EXERCISE DIRECTIONS: Lay out everything in the listing below, from the line containing "sidebar-item-konkurranser[interactable]: Konkurranser 5" down to the line containing "calendar-icon — [352, 233, 367, 248]", as a JSON list of strings. Include both end lines, use one string per line, and leave out blank lines.
■ ■ ■
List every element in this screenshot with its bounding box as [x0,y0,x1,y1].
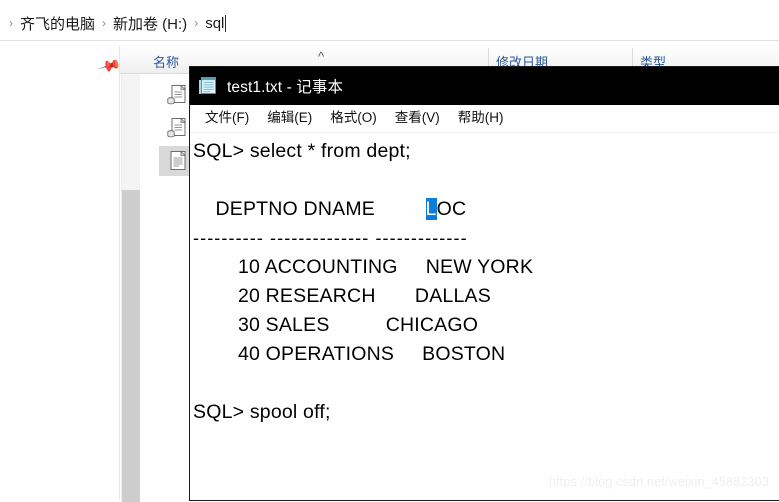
sql-file-icon [167,117,186,138]
breadcrumb-item-computer[interactable]: 齐飞的电脑 [20,13,95,34]
notepad-titlebar[interactable]: test1.txt - 记事本 [190,67,779,105]
text-line-query: SQL> select * from dept; [193,140,411,162]
text-file-icon [170,150,186,170]
menu-file[interactable]: 文件(F) [196,108,258,128]
menu-format[interactable]: 格式(O) [321,108,386,128]
breadcrumb-separator-2: › [194,16,199,30]
notepad-window: test1.txt - 记事本 文件(F) 编辑(E) 格式(O) 查看(V) … [190,67,779,500]
scrollbar-thumb[interactable] [122,190,140,502]
selected-character: L [425,198,437,220]
column-header-prefix: DEPTNO DNAME [193,198,426,220]
column-header-name[interactable]: 名称 [153,52,179,71]
breadcrumb-item-sql[interactable]: sql [205,15,224,32]
notepad-menubar: 文件(F) 编辑(E) 格式(O) 查看(V) 帮助(H) [190,105,779,133]
notepad-text-area[interactable]: SQL> select * from dept; DEPTNO DNAME LO… [190,133,779,500]
breadcrumb[interactable]: › 齐飞的电脑 › 新加卷 (H:) › sql [0,8,779,38]
breadcrumb-separator-0: › [9,16,13,30]
text-line-blank-1 [193,166,779,195]
breadcrumb-text-caret [225,14,227,32]
breadcrumb-separator-1: › [102,16,107,30]
menu-view[interactable]: 查看(V) [386,108,449,128]
text-line-row: 20 RESEARCH DALLAS [193,285,491,307]
column-header-suffix: OC [436,198,467,220]
menu-help[interactable]: 帮助(H) [449,108,513,128]
watermark: https://blog.csdn.net/weixin_45882303 [548,475,769,489]
text-line-row: 40 OPERATIONS BOSTON [193,343,506,365]
text-line-spool-off: SQL> spool off; [193,401,331,423]
text-line-blank-2 [193,369,779,398]
breadcrumb-item-volume[interactable]: 新加卷 (H:) [113,13,187,34]
sort-ascending-icon: ^ [318,49,325,64]
breadcrumb-divider [0,40,779,41]
navigation-pane [0,46,120,500]
text-line-row: 30 SALES CHICAGO [193,314,479,336]
text-line-column-header: DEPTNO DNAME LOC [193,195,779,224]
sql-file-icon [167,84,186,105]
text-line-divider: ---------- -------------- ------------- [193,228,468,248]
menu-edit[interactable]: 编辑(E) [258,108,321,128]
notepad-title-text: test1.txt - 记事本 [227,79,344,96]
navigation-pane-scrollbar[interactable]: ^ [121,46,140,502]
text-line-row: 10 ACCOUNTING NEW YORK [193,256,534,278]
notepad-icon [199,77,216,94]
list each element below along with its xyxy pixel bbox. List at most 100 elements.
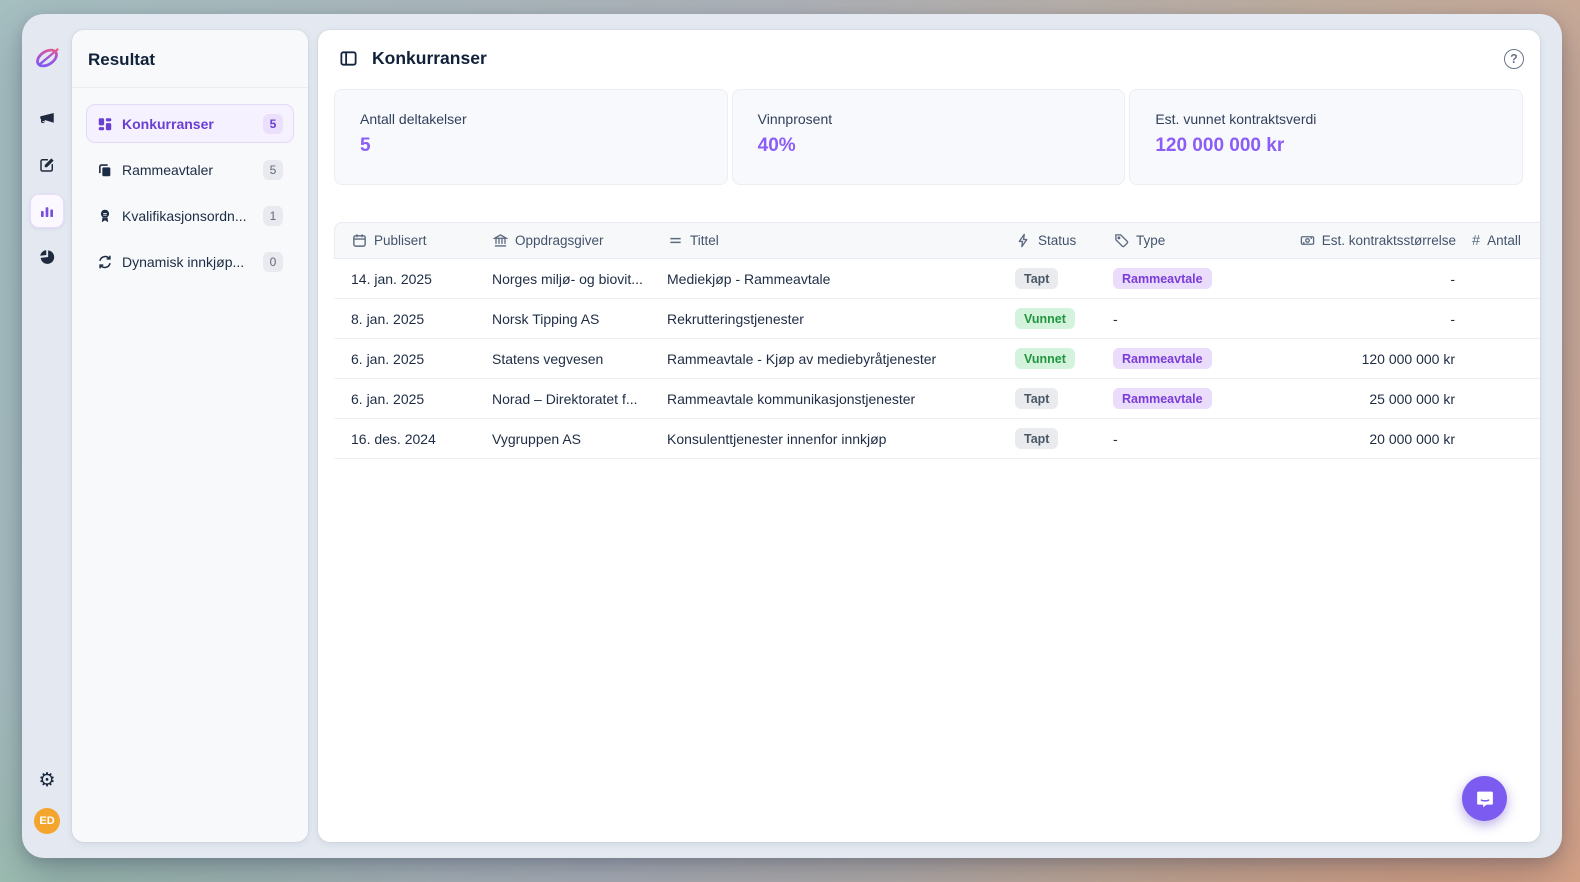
sidebar-item-konkurranser[interactable]: Konkurranser 5 — [86, 104, 294, 143]
cell-oppdragsgiver: Vygruppen AS — [484, 431, 659, 447]
sidebar-item-label: Rammeavtaler — [122, 162, 254, 178]
help-icon[interactable]: ? — [1504, 49, 1524, 69]
table-row[interactable]: 8. jan. 2025 Norsk Tipping AS Rekrutteri… — [334, 299, 1540, 339]
column-header-status[interactable]: Status — [1008, 233, 1106, 248]
stats-row: Antall deltakelser 5 Vinnprosent 40% Est… — [334, 89, 1523, 185]
cell-type: Rammeavtale — [1105, 388, 1268, 409]
main-panel: Konkurranser ? Antall deltakelser 5 Vinn… — [318, 30, 1540, 842]
stat-label: Vinnprosent — [758, 111, 1100, 127]
cell-publisert: 8. jan. 2025 — [334, 311, 484, 327]
column-header-kontraktsstorrelse[interactable]: Est. kontraktsstørrelse — [1269, 233, 1464, 248]
cell-oppdragsgiver: Statens vegvesen — [484, 351, 659, 367]
cell-kontraktsstorrelse: 25 000 000 kr — [1268, 391, 1463, 407]
column-header-type[interactable]: Type — [1106, 233, 1269, 248]
count-badge: 0 — [263, 252, 283, 272]
sync-icon — [97, 254, 113, 270]
lines-icon — [668, 233, 683, 248]
cell-type: - — [1105, 431, 1268, 447]
stat-label: Est. vunnet kontraktsverdi — [1155, 111, 1497, 127]
panel-toggle-icon[interactable] — [339, 49, 358, 68]
kanban-icon — [97, 116, 113, 132]
status-badge: Vunnet — [1015, 348, 1075, 369]
cell-oppdragsgiver: Norsk Tipping AS — [484, 311, 659, 327]
status-badge: Tapt — [1015, 268, 1058, 289]
cell-publisert: 14. jan. 2025 — [334, 271, 484, 287]
stat-value: 5 — [360, 135, 702, 157]
sidebar-item-kvalifikasjonsordninger[interactable]: Kvalifikasjonsordn... 1 — [86, 196, 294, 235]
sidebar-items: Konkurranser 5 Rammeavtaler 5 Kvalifikas… — [72, 88, 308, 304]
award-icon — [97, 208, 113, 224]
type-badge: Rammeavtale — [1113, 348, 1212, 369]
page-title: Konkurranser — [372, 48, 487, 69]
calendar-icon — [352, 233, 367, 248]
type-badge: Rammeavtale — [1113, 268, 1212, 289]
count-badge: 5 — [263, 160, 283, 180]
cell-kontraktsstorrelse: - — [1268, 271, 1463, 287]
type-badge: Rammeavtale — [1113, 388, 1212, 409]
brand-logo-icon[interactable] — [32, 42, 62, 72]
cell-oppdragsgiver: Norad – Direktoratet f... — [484, 391, 659, 407]
table-row[interactable]: 16. des. 2024 Vygruppen AS Konsulenttjen… — [334, 419, 1540, 459]
table-row[interactable]: 6. jan. 2025 Statens vegvesen Rammeavtal… — [334, 339, 1540, 379]
cell-status: Tapt — [1007, 268, 1105, 289]
type-badge: - — [1113, 431, 1118, 447]
cell-type: Rammeavtale — [1105, 268, 1268, 289]
table-container: Publisert Oppdragsgiver Tittel Status — [334, 222, 1540, 459]
hash-icon: # — [1472, 233, 1480, 249]
stat-value: 40% — [758, 135, 1100, 157]
cell-tittel: Konsulenttjenester innenfor innkjøp — [659, 431, 1007, 447]
bank-icon — [493, 233, 508, 248]
table-row[interactable]: 6. jan. 2025 Norad – Direktoratet f... R… — [334, 379, 1540, 419]
sidebar-item-label: Dynamisk innkjøp... — [122, 254, 254, 270]
cell-tittel: Mediekjøp - Rammeavtale — [659, 271, 1007, 287]
table-header-row: Publisert Oppdragsgiver Tittel Status — [334, 222, 1540, 259]
stat-card-vinnprosent: Vinnprosent 40% — [732, 89, 1126, 185]
sidebar-item-label: Konkurranser — [122, 116, 254, 132]
cell-publisert: 6. jan. 2025 — [334, 351, 484, 367]
stat-label: Antall deltakelser — [360, 111, 702, 127]
column-header-antall[interactable]: # Antall — [1464, 233, 1540, 249]
stat-card-deltakelser: Antall deltakelser 5 — [334, 89, 728, 185]
table-body: 14. jan. 2025 Norges miljø- og biovit...… — [334, 259, 1540, 459]
banknote-icon — [1300, 233, 1315, 248]
app-window: ⚙ ED Resultat Konkurranser 5 Rammeavtale… — [22, 14, 1562, 858]
main-header: Konkurranser ? — [318, 30, 1540, 87]
cell-oppdragsgiver: Norges miljø- og biovit... — [484, 271, 659, 287]
cell-publisert: 6. jan. 2025 — [334, 391, 484, 407]
cell-type: - — [1105, 311, 1268, 327]
type-badge: - — [1113, 311, 1118, 327]
sidebar-item-dynamisk-innkjop[interactable]: Dynamisk innkjøp... 0 — [86, 242, 294, 281]
cell-status: Vunnet — [1007, 308, 1105, 329]
chat-bubble-icon — [1474, 788, 1496, 810]
icon-rail: ⚙ ED — [22, 14, 72, 858]
sidebar-title: Resultat — [72, 30, 308, 88]
cell-kontraktsstorrelse: 120 000 000 kr — [1268, 351, 1463, 367]
column-header-oppdragsgiver[interactable]: Oppdragsgiver — [485, 233, 660, 248]
count-badge: 1 — [263, 206, 283, 226]
bar-chart-icon[interactable] — [30, 194, 64, 228]
status-badge: Tapt — [1015, 388, 1058, 409]
cell-status: Tapt — [1007, 388, 1105, 409]
status-badge: Vunnet — [1015, 308, 1075, 329]
gear-icon[interactable]: ⚙ — [38, 771, 55, 790]
edit-icon[interactable] — [30, 148, 64, 182]
zap-icon — [1016, 233, 1031, 248]
cell-kontraktsstorrelse: - — [1268, 311, 1463, 327]
stat-card-kontraktsverdi: Est. vunnet kontraktsverdi 120 000 000 k… — [1129, 89, 1523, 185]
stat-value: 120 000 000 kr — [1155, 135, 1497, 157]
pie-chart-icon[interactable] — [30, 240, 64, 274]
status-badge: Tapt — [1015, 428, 1058, 449]
column-header-tittel[interactable]: Tittel — [660, 233, 1008, 248]
cell-status: Vunnet — [1007, 348, 1105, 369]
sidebar-item-rammeavtaler[interactable]: Rammeavtaler 5 — [86, 150, 294, 189]
count-badge: 5 — [263, 114, 283, 134]
copy-icon — [97, 162, 113, 178]
megaphone-icon[interactable] — [30, 102, 64, 136]
avatar[interactable]: ED — [34, 808, 60, 834]
chat-launcher-button[interactable] — [1462, 776, 1507, 821]
column-header-publisert[interactable]: Publisert — [335, 233, 485, 248]
cell-type: Rammeavtale — [1105, 348, 1268, 369]
competitions-table: Publisert Oppdragsgiver Tittel Status — [334, 222, 1540, 459]
tag-icon — [1114, 233, 1129, 248]
table-row[interactable]: 14. jan. 2025 Norges miljø- og biovit...… — [334, 259, 1540, 299]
■ ■ ■
WRITTEN RESPONSE:
[
  "sidebar-item-konkurranser[interactable]: Konkurranser 5 — [86, 104, 294, 143]",
  "cell-oppdragsgiver: Vygruppen AS — [484, 431, 659, 447]",
  "sidebar-item-label: Rammeavtaler — [122, 162, 254, 178]",
  "help-icon[interactable]: ? — [1504, 49, 1524, 69]",
  "table-row[interactable]: 8. jan. 2025 Norsk Tipping AS Rekrutteri… — [334, 299, 1540, 339]",
  "column-header-status[interactable]: Status — [1008, 233, 1106, 248]",
  "stats-row: Antall deltakelser 5 Vinnprosent 40% Est… — [334, 89, 1523, 185]",
  "cell-type: Rammeavtale — [1105, 388, 1268, 409]",
  "main-panel: Konkurranser ? Antall deltakelser 5 Vinn… — [318, 30, 1540, 842]",
  "stat-label: Vinnprosent — [758, 111, 1100, 127]",
  "cell-publisert: 8. jan. 2025 — [334, 311, 484, 327]",
  "column-header-kontraktsstorrelse[interactable]: Est. kontraktsstørrelse — [1269, 233, 1464, 248]",
  "cell-oppdragsgiver: Statens vegvesen — [484, 351, 659, 367]",
  "cell-kontraktsstorrelse: 25 000 000 kr — [1268, 391, 1463, 407]",
  "column-header-type[interactable]: Type — [1106, 233, 1269, 248]",
  "count-badge: 0 — [263, 252, 283, 272]",
  "sync-icon — [97, 254, 113, 270]",
  "lines-icon — [668, 233, 683, 248]",
  "cell-type: - — [1105, 431, 1268, 447]",
  "stat-label: Est. vunnet kontraktsverdi — [1155, 111, 1497, 127]",
  "panel-toggle-icon[interactable] — [339, 49, 358, 68]",
  "kanban-icon — [97, 116, 113, 132]",
  "status-badge: Vunnet — [1015, 348, 1075, 369]",
  "cell-oppdragsgiver: Norsk Tipping AS — [484, 311, 659, 327]",
  "status-badge: Tapt — [1015, 268, 1058, 289]",
  "cell-publisert: 14. jan. 2025 — [334, 271, 484, 287]",
  "stat-value: 5 — [360, 135, 702, 157]",
  "sidebar-item-kvalifikasjonsordninger[interactable]: Kvalifikasjonsordn... 1 — [86, 196, 294, 235]",
  "sidebar-items: Konkurranser 5 Rammeavtaler 5 Kvalifikas… — [72, 88, 308, 304]",
  "award-icon — [97, 208, 113, 224]",
  "type-badge: Rammeavtale — [1113, 348, 1212, 369]",
  "page-title: Konkurranser — [372, 48, 487, 69]",
  "calendar-icon — [352, 233, 367, 248]"
]